Nothing in the records may be left out or altered; reproduce them all exactly.

* Rows *
★ ★ ★ ★ ★ ★ ★

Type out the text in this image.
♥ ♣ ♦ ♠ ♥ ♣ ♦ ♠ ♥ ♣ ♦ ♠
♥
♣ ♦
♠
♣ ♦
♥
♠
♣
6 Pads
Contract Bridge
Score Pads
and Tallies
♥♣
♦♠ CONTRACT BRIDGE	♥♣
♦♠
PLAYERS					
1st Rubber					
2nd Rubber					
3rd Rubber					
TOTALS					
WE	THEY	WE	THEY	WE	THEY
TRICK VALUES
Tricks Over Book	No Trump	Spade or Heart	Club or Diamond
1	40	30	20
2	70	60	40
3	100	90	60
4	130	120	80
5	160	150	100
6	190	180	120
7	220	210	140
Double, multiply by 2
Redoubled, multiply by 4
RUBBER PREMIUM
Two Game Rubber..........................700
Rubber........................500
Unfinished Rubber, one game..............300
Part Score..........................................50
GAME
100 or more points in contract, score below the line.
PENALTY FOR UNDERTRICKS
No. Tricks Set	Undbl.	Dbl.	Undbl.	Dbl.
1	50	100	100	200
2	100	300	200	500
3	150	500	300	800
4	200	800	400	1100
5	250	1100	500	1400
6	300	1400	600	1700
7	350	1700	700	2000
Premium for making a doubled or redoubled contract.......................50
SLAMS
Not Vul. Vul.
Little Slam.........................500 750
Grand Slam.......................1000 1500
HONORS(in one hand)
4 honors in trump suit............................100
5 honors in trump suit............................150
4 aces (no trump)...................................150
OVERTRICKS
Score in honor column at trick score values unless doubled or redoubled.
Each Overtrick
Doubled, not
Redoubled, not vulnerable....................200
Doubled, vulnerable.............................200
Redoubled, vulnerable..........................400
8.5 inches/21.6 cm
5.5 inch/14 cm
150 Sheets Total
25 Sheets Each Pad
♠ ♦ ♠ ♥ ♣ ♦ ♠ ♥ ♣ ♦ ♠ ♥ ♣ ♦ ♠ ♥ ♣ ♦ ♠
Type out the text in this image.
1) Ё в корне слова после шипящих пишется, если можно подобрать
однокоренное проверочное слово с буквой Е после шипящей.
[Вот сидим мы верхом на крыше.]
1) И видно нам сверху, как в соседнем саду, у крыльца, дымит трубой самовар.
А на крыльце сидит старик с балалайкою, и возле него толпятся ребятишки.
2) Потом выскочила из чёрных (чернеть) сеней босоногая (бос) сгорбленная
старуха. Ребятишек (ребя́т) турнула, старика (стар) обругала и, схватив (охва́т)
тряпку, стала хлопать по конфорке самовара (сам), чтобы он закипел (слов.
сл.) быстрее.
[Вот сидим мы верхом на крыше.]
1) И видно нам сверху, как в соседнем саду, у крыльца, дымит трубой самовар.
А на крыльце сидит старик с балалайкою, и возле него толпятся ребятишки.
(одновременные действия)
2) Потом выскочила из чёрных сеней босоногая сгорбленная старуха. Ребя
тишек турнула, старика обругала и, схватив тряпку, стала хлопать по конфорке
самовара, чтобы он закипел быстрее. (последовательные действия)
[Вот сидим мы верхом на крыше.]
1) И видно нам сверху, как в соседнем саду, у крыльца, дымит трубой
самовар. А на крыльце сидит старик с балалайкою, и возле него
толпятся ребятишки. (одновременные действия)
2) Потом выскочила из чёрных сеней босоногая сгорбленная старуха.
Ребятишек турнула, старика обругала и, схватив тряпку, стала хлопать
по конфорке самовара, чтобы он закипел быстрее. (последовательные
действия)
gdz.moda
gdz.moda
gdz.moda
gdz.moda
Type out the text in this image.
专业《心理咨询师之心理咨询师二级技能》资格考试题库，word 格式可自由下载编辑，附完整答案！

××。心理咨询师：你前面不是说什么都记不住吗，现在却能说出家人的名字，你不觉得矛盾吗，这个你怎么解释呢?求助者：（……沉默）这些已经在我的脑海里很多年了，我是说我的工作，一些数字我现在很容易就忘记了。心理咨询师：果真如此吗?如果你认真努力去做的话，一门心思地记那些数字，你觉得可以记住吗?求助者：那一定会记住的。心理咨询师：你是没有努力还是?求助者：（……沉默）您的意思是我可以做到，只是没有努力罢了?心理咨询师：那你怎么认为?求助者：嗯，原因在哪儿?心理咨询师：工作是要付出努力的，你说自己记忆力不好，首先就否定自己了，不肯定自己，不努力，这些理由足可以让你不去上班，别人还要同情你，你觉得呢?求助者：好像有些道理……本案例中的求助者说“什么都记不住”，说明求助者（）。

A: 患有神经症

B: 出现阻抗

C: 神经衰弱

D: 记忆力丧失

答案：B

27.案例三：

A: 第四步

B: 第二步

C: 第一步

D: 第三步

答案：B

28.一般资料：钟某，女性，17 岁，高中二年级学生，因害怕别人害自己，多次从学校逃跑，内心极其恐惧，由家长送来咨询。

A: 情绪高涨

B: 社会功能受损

★ ★ ★ ★ ★ ★ ★

* Answer for the task *
Type out the text in this image.
♥ ♣ ♦ ♠ ♥ ♣ ♦ ♠ ♥ ♣ ♦ ♠
♥
♣ ♦
♠
♣ ♦
♥
♠
♣
6 Pads
Contract Bridge
Score Pads
and Tallies
♥♣
♦♠ CONTRACT BRIDGE	♥♣
♦♠
PLAYERS					
1st Rubber					
2nd Rubber					
3rd Rubber					
TOTALS					
WE	THEY	WE	THEY	WE	THEY
TRICK VALUES
Tricks Over Book	No Trump	Spade or Heart	Club or Diamond
1	40	30	20
2	70	60	40
3	100	90	60
4	130	120	80
5	160	150	100
6	190	180	120
7	220	210	140
Double, multiply by 2
Redoubled, multiply by 4
RUBBER PREMIUM
Two Game Rubber..........................700
Rubber........................500
Unfinished Rubber, one game..............300
Part Score..........................................50
GAME
100 or more points in contract, score below the line.
PENALTY FOR UNDERTRICKS
No. Tricks Set	Undbl.	Dbl.	Undbl.	Dbl.
1	50	100	100	200
2	100	300	200	500
3	150	500	300	800
4	200	800	400	1100
5	250	1100	500	1400
6	300	1400	600	1700
7	350	1700	700	2000
Premium for making a doubled or redoubled contract.......................50
SLAMS
Not Vul. Vul.
Little Slam.........................500 750
Grand Slam.......................1000 1500
HONORS(in one hand)
4 honors in trump suit............................100
5 honors in trump suit............................150
4 aces (no trump)...................................150
OVERTRICKS
Score in honor column at trick score values unless doubled or redoubled.
Each Overtrick
Doubled, not
Redoubled, not vulnerable....................200
Doubled, vulnerable.............................200
Redoubled, vulnerable..........................400
8.5 inches/21.6 cm
5.5 inch/14 cm
150 Sheets Total
25 Sheets Each Pad
♠ ♦ ♠ ♥ ♣ ♦ ♠ ♥ ♣ ♦ ♠ ♥ ♣ ♦ ♠ ♥ ♣ ♦ ♠
Type out the text in this image.
1) Ё в корне слова после шипящих пишется, если можно подобрать
однокоренное проверочное слово с буквой Е после шипящей.
[Вот сидим мы верхом на крыше.]
1) И видно нам сверху, как в соседнем саду, у крыльца, дымит трубой самовар.
А на крыльце сидит старик с балалайкою, и возле него толпятся ребятишки.
2) Потом выскочила из чёрных (чернеть) сеней босоногая (бос) сгорбленная
старуха. Ребятишек (ребя́т) турнула, старика (стар) обругала и, схватив (охва́т)
тряпку, стала хлопать по конфорке самовара (сам), чтобы он закипел (слов.
сл.) быстрее.
[Вот сидим мы верхом на крыше.]
1) И видно нам сверху, как в соседнем саду, у крыльца, дымит трубой самовар.
А на крыльце сидит старик с балалайкою, и возле него толпятся ребятишки.
(одновременные действия)
2) Потом выскочила из чёрных сеней босоногая сгорбленная старуха. Ребя
тишек турнула, старика обругала и, схватив тряпку, стала хлопать по конфорке
самовара, чтобы он закипел быстрее. (последовательные действия)
[Вот сидим мы верхом на крыше.]
1) И видно нам сверху, как в соседнем саду, у крыльца, дымит трубой
самовар. А на крыльце сидит старик с балалайкою, и возле него
толпятся ребятишки. (одновременные действия)
2) Потом выскочила из чёрных сеней босоногая сгорбленная старуха.
Ребятишек турнула, старика обругала и, схватив тряпку, стала хлопать
по конфорке самовара, чтобы он закипел быстрее. (последовательные
действия)
gdz.moda
gdz.moda
gdz.moda
gdz.moda
Type out the text in this image.
专业《心理咨询师之心理咨询师二级技能》资格考试题库，word 格式可自由下载编辑，附完整答案！

××。心理咨询师：你前面不是说什么都记不住吗，现在却能说出家人的名字，你不觉得矛盾吗，这个你怎么解释呢?求助者：（……沉默）这些已经在我的脑海里很多年了，我是说我的工作，一些数字我现在很容易就忘记了。心理咨询师：果真如此吗?如果你认真努力去做的话，一门心思地记那些数字，你觉得可以记住吗?求助者：那一定会记住的。心理咨询师：你是没有努力还是?求助者：（……沉默）您的意思是我可以做到，只是没有努力罢了?心理咨询师：那你怎么认为?求助者：嗯，原因在哪儿?心理咨询师：工作是要付出努力的，你说自己记忆力不好，首先就否定自己了，不肯定自己，不努力，这些理由足可以让你不去上班，别人还要同情你，你觉得呢?求助者：好像有些道理……本案例中的求助者说“什么都记不住”，说明求助者（）。

A: 患有神经症

B: 出现阻抗

C: 神经衰弱

D: 记忆力丧失

答案：B

27.案例三：

A: 第四步

B: 第二步

C: 第一步

D: 第三步

答案：B

28.一般资料：钟某，女性，17 岁，高中二年级学生，因害怕别人害自己，多次从学校逃跑，内心极其恐惧，由家长送来咨询。

A: 情绪高涨

B: 社会功能受损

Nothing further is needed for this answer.